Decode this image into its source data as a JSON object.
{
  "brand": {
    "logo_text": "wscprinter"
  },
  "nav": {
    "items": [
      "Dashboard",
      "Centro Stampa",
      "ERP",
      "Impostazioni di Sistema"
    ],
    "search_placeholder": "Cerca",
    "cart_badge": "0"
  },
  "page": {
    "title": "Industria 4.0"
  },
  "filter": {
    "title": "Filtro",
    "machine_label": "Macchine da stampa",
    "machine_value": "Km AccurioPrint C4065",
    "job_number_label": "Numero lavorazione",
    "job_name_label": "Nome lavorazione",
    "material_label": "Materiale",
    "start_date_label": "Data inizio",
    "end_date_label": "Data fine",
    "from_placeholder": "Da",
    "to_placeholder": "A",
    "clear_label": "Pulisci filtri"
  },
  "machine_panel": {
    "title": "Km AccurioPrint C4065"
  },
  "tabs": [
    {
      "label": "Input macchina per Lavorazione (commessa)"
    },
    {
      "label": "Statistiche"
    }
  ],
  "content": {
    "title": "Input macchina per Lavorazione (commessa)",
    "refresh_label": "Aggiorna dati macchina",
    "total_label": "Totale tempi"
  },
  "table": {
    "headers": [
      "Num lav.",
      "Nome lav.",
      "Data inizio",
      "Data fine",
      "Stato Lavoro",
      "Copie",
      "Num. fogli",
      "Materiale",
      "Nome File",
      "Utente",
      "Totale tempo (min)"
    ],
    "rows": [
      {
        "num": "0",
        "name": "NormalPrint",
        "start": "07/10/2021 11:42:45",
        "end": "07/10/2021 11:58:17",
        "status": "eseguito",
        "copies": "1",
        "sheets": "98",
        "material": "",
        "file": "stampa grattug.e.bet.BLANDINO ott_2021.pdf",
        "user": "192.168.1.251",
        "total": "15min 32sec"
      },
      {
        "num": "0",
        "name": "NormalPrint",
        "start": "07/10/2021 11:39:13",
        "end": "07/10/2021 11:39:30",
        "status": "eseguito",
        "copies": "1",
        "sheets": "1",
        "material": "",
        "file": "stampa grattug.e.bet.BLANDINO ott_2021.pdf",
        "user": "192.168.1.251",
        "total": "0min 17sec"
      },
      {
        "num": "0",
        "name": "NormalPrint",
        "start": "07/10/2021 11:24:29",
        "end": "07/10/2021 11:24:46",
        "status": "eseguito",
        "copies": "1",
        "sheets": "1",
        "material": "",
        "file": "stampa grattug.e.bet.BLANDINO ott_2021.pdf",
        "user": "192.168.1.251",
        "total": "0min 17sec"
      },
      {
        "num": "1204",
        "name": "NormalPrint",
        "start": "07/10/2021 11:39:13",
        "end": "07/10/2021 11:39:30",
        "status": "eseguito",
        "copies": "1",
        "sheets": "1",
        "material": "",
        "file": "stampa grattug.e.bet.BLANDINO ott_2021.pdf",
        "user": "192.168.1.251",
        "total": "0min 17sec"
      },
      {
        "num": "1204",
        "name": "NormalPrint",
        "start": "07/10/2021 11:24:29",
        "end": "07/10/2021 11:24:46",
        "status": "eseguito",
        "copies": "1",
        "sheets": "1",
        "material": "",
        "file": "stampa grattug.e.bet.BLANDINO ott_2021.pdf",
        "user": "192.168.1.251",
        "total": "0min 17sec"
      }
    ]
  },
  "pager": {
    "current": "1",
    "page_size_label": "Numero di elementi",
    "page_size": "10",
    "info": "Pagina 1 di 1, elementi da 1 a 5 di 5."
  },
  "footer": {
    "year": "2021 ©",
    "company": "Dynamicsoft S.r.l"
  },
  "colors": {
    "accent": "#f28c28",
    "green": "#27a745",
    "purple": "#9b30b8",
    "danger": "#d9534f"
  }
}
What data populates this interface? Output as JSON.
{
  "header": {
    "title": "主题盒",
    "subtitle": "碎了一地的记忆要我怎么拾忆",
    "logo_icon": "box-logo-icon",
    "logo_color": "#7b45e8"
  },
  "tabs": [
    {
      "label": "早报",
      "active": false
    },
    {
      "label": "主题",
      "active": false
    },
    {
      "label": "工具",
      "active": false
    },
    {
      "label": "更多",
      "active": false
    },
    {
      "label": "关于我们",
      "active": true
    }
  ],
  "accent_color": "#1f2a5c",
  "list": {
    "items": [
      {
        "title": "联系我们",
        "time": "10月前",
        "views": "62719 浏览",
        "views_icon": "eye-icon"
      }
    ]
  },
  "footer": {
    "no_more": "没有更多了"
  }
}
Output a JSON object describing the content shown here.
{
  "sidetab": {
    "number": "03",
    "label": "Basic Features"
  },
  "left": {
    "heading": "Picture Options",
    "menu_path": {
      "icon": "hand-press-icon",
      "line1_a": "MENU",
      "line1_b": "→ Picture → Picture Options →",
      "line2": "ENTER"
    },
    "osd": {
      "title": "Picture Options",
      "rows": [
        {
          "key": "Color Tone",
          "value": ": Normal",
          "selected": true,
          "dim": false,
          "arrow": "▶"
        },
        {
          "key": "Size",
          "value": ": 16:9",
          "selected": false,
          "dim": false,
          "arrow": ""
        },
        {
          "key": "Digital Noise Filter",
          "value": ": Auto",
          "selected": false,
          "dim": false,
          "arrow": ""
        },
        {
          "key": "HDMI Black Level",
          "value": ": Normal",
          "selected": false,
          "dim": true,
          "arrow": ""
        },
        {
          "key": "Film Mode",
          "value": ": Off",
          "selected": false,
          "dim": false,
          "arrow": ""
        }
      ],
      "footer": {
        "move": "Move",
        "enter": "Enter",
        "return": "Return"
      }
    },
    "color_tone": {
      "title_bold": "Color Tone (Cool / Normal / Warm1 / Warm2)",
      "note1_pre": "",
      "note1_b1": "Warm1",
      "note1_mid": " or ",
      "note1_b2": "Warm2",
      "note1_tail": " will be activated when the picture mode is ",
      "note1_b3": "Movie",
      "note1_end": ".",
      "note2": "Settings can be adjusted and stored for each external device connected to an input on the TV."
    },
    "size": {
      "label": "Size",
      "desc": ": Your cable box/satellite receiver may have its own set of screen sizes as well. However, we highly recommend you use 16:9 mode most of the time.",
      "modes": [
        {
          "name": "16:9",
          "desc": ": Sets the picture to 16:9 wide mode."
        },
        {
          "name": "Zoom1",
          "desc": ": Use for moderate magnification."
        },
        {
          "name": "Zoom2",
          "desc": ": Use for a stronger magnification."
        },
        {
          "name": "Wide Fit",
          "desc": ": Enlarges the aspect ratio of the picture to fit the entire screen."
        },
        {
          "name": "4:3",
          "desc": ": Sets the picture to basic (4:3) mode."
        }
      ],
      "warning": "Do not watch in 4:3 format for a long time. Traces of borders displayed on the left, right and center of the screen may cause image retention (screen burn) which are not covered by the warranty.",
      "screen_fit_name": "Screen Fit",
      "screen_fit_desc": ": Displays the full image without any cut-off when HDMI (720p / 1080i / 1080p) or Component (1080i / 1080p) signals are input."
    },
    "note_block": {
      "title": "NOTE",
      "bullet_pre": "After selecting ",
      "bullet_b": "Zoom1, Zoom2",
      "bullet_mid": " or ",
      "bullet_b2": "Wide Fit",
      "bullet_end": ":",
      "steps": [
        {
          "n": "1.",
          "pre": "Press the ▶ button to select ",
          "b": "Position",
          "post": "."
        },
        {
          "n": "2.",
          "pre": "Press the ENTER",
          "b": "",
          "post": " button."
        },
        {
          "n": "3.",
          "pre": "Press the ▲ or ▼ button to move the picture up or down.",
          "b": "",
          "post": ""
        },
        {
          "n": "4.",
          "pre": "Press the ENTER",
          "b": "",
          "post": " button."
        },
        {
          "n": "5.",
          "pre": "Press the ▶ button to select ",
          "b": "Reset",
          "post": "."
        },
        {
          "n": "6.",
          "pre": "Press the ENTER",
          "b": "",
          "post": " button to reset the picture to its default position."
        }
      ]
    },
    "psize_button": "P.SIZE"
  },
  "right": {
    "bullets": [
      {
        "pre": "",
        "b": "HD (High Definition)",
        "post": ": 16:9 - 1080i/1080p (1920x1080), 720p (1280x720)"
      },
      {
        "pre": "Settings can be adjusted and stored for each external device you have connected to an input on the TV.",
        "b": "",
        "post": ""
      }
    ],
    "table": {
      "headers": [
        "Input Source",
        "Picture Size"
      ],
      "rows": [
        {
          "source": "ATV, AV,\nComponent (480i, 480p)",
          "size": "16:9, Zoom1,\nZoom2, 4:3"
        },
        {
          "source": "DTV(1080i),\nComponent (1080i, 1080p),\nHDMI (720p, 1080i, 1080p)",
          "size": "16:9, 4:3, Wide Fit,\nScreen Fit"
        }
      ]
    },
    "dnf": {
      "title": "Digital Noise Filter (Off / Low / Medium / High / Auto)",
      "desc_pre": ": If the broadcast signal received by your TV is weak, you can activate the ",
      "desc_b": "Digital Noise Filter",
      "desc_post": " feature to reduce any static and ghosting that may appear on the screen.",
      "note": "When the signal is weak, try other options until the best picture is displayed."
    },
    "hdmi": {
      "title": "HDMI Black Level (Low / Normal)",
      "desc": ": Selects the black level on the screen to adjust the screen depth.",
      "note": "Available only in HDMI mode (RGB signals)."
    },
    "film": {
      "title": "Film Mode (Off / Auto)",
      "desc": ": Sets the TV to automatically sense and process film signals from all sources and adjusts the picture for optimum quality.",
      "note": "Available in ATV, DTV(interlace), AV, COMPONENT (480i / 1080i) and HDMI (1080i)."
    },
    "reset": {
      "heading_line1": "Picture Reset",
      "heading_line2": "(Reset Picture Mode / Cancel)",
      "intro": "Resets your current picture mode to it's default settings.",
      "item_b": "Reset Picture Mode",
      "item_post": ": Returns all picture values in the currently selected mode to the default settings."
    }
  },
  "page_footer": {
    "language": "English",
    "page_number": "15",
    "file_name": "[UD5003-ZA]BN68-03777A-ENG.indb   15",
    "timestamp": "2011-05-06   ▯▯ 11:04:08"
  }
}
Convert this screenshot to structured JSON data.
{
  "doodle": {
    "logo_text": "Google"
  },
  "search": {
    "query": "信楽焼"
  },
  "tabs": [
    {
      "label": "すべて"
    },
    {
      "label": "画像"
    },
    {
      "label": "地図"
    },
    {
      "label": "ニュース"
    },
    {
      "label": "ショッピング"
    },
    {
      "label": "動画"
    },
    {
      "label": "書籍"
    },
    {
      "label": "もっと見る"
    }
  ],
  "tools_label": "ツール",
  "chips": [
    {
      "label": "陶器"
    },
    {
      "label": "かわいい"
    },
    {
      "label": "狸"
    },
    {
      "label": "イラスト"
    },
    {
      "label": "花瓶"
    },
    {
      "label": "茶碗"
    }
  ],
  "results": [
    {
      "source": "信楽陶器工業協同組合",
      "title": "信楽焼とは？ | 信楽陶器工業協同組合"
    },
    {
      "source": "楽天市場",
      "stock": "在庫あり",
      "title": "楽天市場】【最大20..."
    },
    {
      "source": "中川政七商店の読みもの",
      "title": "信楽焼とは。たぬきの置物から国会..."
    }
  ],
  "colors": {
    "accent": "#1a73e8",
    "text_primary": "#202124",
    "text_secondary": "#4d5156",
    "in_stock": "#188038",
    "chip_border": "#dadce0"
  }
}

_Objective_
Copy every line of the listing that includes the string "adjusted".

_Output below_
      "note2": "Settings can be adjusted and stored for each external device connected to an input on the TV."
        "pre": "Settings can be adjusted and stored for each external device you have connected to an input on the TV.",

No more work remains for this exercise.